Objective
Every entry below should be repeated exactly; the pictures should not.

==========

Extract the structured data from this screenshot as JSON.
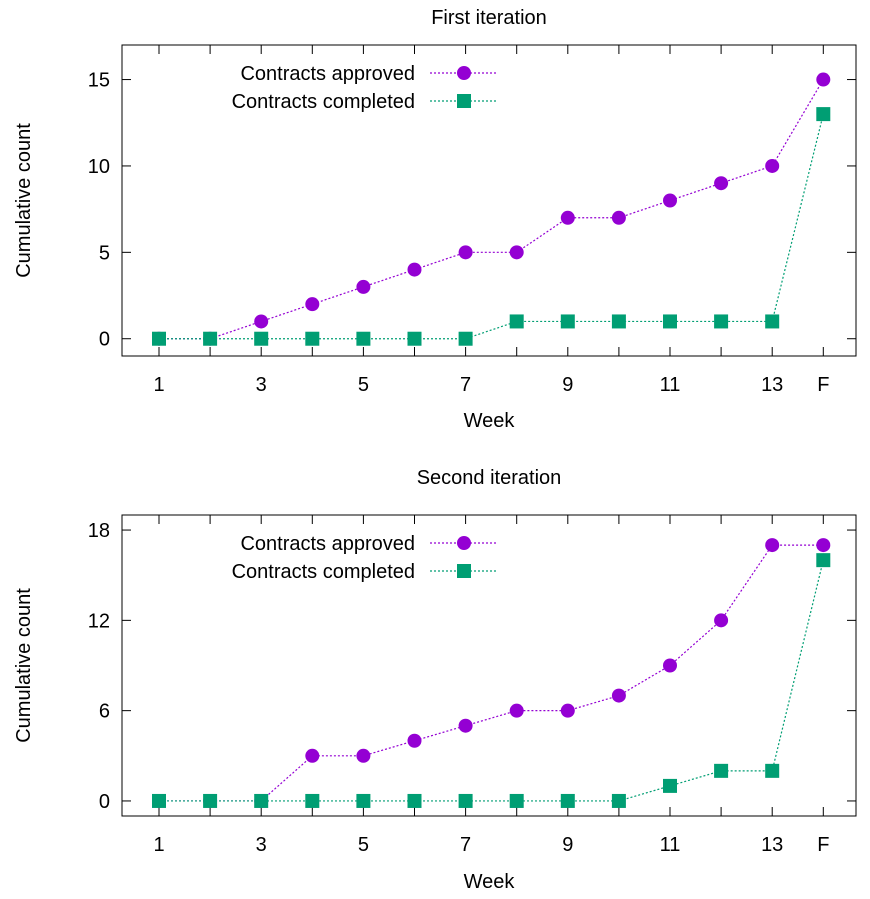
{
  "chart_data": [
    {
      "type": "line",
      "title": "First iteration",
      "xlabel": "Week",
      "ylabel": "Cumulative count",
      "categories": [
        "1",
        "2",
        "3",
        "4",
        "5",
        "6",
        "7",
        "8",
        "9",
        "10",
        "11",
        "12",
        "13",
        "F"
      ],
      "x_tick_labels": [
        "1",
        "3",
        "5",
        "7",
        "9",
        "11",
        "13",
        "F"
      ],
      "y_ticks": [
        0,
        5,
        10,
        15
      ],
      "ylim": [
        -1,
        17
      ],
      "legend_position": "top-right",
      "series": [
        {
          "name": "Contracts approved",
          "color": "#9400d3",
          "marker": "circle",
          "values": [
            0,
            0,
            1,
            2,
            3,
            4,
            5,
            5,
            7,
            7,
            8,
            9,
            10,
            15
          ]
        },
        {
          "name": "Contracts completed",
          "color": "#009e73",
          "marker": "square",
          "values": [
            0,
            0,
            0,
            0,
            0,
            0,
            0,
            1,
            1,
            1,
            1,
            1,
            1,
            13
          ]
        }
      ]
    },
    {
      "type": "line",
      "title": "Second iteration",
      "xlabel": "Week",
      "ylabel": "Cumulative count",
      "categories": [
        "1",
        "2",
        "3",
        "4",
        "5",
        "6",
        "7",
        "8",
        "9",
        "10",
        "11",
        "12",
        "13",
        "F"
      ],
      "x_tick_labels": [
        "1",
        "3",
        "5",
        "7",
        "9",
        "11",
        "13",
        "F"
      ],
      "y_ticks": [
        0,
        6,
        12,
        18
      ],
      "ylim": [
        -1,
        19
      ],
      "legend_position": "top-right",
      "series": [
        {
          "name": "Contracts approved",
          "color": "#9400d3",
          "marker": "circle",
          "values": [
            0,
            0,
            0,
            3,
            3,
            4,
            5,
            6,
            6,
            7,
            9,
            12,
            17,
            17
          ]
        },
        {
          "name": "Contracts completed",
          "color": "#009e73",
          "marker": "square",
          "values": [
            0,
            0,
            0,
            0,
            0,
            0,
            0,
            0,
            0,
            0,
            1,
            2,
            2,
            16
          ]
        }
      ]
    }
  ]
}
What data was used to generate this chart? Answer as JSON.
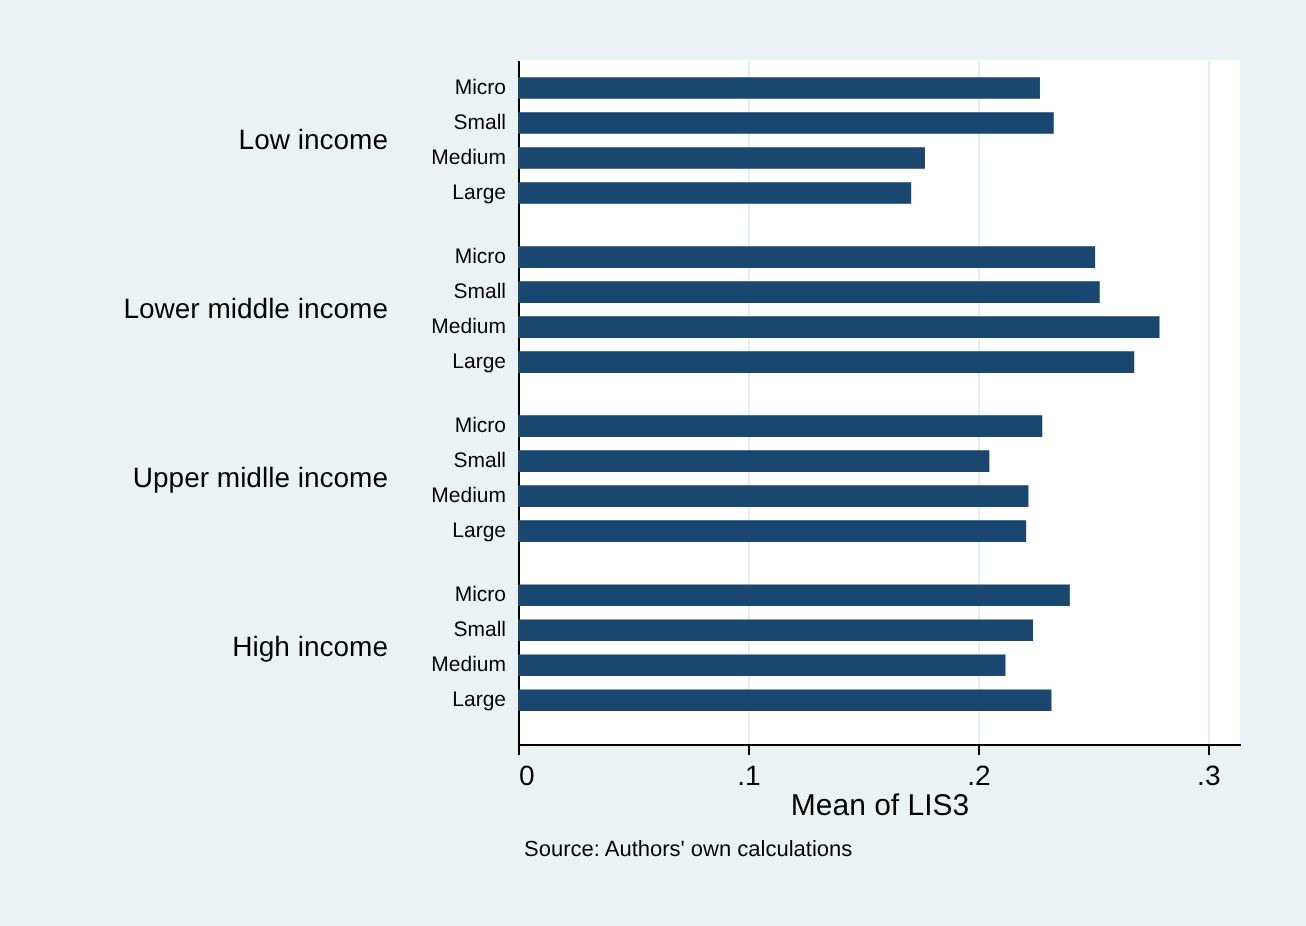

==========

Response
Extract the structured data from this screenshot as JSON.
{
  "chart_data": [
    {
      "type": "line",
      "title": "First iteration",
      "xlabel": "Week",
      "ylabel": "Cumulative count",
      "categories": [
        "1",
        "2",
        "3",
        "4",
        "5",
        "6",
        "7",
        "8",
        "9",
        "10",
        "11",
        "12",
        "13",
        "F"
      ],
      "x_tick_labels": [
        "1",
        "3",
        "5",
        "7",
        "9",
        "11",
        "13",
        "F"
      ],
      "y_ticks": [
        0,
        5,
        10,
        15
      ],
      "ylim": [
        -1,
        17
      ],
      "legend_position": "top-right",
      "series": [
        {
          "name": "Contracts approved",
          "color": "#9400d3",
          "marker": "circle",
          "values": [
            0,
            0,
            1,
            2,
            3,
            4,
            5,
            5,
            7,
            7,
            8,
            9,
            10,
            15
          ]
        },
        {
          "name": "Contracts completed",
          "color": "#009e73",
          "marker": "square",
          "values": [
            0,
            0,
            0,
            0,
            0,
            0,
            0,
            1,
            1,
            1,
            1,
            1,
            1,
            13
          ]
        }
      ]
    },
    {
      "type": "line",
      "title": "Second iteration",
      "xlabel": "Week",
      "ylabel": "Cumulative count",
      "categories": [
        "1",
        "2",
        "3",
        "4",
        "5",
        "6",
        "7",
        "8",
        "9",
        "10",
        "11",
        "12",
        "13",
        "F"
      ],
      "x_tick_labels": [
        "1",
        "3",
        "5",
        "7",
        "9",
        "11",
        "13",
        "F"
      ],
      "y_ticks": [
        0,
        6,
        12,
        18
      ],
      "ylim": [
        -1,
        19
      ],
      "legend_position": "top-right",
      "series": [
        {
          "name": "Contracts approved",
          "color": "#9400d3",
          "marker": "circle",
          "values": [
            0,
            0,
            0,
            3,
            3,
            4,
            5,
            6,
            6,
            7,
            9,
            12,
            17,
            17
          ]
        },
        {
          "name": "Contracts completed",
          "color": "#009e73",
          "marker": "square",
          "values": [
            0,
            0,
            0,
            0,
            0,
            0,
            0,
            0,
            0,
            0,
            1,
            2,
            2,
            16
          ]
        }
      ]
    }
  ]
}
What data was used to generate this chart? Answer as JSON.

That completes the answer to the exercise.